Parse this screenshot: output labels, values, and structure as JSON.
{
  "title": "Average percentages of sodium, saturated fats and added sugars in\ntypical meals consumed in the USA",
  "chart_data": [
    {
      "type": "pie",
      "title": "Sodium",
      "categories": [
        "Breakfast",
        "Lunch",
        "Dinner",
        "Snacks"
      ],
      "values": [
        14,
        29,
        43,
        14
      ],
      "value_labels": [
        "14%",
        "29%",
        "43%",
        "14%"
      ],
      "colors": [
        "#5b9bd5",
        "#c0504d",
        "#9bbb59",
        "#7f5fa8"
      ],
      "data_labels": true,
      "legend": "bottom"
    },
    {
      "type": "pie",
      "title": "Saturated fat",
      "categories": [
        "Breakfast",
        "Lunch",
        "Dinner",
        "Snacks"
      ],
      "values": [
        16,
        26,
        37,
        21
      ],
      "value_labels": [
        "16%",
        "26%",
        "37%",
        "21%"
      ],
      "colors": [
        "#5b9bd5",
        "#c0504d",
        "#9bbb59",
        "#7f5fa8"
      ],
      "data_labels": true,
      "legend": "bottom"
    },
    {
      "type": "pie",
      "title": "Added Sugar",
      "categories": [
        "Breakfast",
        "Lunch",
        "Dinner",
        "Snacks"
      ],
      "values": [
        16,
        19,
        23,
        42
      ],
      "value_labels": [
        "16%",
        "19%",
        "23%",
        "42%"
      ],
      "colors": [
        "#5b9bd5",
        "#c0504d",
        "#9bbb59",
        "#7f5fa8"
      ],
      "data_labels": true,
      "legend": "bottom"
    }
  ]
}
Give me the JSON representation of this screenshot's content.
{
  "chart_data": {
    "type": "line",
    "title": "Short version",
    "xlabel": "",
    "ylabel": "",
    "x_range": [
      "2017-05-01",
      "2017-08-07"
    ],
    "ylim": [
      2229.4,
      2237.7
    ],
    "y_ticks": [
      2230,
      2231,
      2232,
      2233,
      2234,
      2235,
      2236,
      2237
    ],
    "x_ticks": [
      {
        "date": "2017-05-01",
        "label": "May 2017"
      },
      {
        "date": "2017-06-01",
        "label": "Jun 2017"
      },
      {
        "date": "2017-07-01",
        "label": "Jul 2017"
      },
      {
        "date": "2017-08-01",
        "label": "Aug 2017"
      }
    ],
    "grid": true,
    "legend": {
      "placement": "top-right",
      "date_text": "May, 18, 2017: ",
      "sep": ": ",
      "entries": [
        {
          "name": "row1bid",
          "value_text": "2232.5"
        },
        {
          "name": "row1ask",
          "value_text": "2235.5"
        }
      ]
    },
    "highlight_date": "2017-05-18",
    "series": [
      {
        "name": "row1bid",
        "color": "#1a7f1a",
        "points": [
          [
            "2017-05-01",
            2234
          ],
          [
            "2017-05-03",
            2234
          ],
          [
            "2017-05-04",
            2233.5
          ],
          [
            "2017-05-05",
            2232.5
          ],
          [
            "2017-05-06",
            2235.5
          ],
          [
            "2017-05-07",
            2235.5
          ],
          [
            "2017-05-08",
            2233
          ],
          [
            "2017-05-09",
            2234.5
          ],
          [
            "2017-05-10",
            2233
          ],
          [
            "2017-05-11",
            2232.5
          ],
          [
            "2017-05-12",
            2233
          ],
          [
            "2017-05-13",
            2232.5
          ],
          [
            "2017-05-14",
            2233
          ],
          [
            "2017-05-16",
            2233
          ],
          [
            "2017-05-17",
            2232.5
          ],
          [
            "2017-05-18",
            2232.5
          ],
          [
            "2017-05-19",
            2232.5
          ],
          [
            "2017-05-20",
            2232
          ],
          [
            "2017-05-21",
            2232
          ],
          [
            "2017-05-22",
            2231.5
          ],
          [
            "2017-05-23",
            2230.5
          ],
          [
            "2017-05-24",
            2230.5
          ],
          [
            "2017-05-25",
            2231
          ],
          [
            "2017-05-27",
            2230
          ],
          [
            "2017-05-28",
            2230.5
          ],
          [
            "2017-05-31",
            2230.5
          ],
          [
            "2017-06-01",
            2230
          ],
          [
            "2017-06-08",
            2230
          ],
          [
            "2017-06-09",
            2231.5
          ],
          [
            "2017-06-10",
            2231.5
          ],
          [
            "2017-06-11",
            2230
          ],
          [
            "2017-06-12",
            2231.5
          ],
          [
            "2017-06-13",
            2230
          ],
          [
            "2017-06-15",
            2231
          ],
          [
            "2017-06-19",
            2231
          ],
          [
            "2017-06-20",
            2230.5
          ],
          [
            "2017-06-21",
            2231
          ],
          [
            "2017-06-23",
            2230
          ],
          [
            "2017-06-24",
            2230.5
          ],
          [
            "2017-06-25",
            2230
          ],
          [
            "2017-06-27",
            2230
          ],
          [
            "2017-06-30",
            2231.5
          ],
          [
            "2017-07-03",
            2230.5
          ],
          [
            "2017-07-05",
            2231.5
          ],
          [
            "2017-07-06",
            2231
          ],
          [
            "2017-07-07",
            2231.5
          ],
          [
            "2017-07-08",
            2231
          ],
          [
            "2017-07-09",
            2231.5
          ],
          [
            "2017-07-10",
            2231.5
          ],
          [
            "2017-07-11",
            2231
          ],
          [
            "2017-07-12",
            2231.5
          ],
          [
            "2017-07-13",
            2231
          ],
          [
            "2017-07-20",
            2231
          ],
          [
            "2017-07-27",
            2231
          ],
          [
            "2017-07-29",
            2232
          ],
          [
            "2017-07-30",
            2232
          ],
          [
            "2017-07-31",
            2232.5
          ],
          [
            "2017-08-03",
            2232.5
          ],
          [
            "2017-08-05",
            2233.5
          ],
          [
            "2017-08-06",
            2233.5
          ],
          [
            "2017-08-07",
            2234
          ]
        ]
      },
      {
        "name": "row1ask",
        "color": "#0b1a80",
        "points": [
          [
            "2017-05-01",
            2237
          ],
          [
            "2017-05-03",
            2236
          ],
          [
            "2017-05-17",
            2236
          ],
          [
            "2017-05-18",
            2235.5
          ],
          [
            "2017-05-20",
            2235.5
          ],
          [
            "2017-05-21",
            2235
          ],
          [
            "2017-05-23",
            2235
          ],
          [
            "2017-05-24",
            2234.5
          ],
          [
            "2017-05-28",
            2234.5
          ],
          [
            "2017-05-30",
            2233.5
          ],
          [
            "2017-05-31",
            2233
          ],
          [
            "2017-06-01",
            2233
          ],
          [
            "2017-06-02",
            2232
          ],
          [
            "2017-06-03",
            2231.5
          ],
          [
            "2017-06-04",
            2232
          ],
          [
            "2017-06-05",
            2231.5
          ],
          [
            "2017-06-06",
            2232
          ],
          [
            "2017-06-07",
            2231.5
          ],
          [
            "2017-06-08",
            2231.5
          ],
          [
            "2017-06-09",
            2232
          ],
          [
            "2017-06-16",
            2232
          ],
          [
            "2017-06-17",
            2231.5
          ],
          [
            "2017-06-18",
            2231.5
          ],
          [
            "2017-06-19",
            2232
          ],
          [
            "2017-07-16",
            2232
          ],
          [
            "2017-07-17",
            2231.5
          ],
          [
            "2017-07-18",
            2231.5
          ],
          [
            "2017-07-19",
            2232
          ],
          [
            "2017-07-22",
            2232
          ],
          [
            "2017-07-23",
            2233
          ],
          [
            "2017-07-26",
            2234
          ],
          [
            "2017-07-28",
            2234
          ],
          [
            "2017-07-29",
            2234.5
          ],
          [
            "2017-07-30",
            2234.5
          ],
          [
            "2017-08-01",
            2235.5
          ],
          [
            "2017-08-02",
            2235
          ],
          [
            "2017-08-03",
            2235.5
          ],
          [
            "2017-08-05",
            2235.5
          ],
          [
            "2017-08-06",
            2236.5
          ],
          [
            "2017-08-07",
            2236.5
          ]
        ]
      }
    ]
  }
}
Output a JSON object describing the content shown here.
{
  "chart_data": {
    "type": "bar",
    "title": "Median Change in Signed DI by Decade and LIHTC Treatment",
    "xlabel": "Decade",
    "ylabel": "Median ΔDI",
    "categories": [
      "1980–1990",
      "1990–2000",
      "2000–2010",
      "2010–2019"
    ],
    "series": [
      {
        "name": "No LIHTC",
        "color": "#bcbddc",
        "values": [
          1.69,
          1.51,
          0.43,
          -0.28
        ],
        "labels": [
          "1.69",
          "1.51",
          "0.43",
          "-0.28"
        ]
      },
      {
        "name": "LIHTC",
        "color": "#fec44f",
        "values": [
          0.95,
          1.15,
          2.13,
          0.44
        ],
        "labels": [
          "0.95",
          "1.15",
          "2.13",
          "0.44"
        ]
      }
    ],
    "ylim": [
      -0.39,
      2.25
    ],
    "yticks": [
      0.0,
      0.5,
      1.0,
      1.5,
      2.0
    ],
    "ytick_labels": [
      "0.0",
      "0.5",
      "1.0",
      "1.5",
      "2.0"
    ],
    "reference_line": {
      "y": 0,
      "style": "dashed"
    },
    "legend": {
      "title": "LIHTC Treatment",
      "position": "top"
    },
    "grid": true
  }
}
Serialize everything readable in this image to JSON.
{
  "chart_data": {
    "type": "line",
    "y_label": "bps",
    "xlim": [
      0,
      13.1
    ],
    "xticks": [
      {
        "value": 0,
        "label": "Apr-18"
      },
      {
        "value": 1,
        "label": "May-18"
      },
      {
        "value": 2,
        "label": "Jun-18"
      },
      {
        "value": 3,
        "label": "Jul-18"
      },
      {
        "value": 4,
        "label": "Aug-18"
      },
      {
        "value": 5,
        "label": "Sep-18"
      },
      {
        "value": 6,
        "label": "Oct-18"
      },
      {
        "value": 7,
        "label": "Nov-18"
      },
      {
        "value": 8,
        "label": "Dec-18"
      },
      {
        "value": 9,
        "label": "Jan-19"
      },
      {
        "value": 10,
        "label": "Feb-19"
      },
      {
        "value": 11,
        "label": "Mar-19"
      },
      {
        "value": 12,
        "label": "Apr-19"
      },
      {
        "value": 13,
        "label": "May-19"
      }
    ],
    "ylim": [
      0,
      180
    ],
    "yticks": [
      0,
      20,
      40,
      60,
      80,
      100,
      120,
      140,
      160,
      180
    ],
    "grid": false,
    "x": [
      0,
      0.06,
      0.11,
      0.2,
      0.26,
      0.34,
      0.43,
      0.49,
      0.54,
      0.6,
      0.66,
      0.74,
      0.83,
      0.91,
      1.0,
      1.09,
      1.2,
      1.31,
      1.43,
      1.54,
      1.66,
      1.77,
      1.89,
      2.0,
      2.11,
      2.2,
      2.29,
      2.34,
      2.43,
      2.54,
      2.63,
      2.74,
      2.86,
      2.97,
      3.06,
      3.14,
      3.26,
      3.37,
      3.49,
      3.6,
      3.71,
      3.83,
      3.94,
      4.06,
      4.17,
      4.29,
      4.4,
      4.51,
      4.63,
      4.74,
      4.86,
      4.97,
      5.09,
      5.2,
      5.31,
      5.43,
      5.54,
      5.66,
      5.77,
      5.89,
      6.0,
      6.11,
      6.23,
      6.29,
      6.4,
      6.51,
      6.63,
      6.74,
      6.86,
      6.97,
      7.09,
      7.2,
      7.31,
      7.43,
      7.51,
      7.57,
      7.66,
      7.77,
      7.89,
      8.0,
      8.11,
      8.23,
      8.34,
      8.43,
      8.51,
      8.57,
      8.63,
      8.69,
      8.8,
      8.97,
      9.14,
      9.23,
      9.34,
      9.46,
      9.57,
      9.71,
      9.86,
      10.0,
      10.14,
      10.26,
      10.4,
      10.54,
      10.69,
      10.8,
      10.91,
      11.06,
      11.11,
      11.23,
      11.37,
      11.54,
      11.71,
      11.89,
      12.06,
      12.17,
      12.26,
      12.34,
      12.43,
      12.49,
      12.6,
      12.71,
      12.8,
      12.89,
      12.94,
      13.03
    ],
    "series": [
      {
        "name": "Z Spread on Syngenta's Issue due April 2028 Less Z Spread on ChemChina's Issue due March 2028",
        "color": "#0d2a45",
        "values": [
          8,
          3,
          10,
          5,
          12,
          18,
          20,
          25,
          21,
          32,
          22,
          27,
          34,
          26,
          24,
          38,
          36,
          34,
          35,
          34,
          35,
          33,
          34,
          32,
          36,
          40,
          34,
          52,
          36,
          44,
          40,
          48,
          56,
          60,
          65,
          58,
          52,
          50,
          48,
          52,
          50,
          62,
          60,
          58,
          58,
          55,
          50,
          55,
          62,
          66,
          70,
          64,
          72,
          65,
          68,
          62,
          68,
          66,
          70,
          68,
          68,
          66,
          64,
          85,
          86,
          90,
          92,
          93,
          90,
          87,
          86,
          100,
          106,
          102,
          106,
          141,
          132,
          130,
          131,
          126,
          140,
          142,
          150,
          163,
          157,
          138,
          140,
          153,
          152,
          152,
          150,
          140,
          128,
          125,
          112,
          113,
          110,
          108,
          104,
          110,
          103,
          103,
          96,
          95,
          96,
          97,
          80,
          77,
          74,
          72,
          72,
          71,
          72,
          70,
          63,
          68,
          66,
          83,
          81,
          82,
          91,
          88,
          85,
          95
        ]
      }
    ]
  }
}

Directions:
Work out how many lines of the data above hold the word "name", and write only the count.

Answer to the task:
7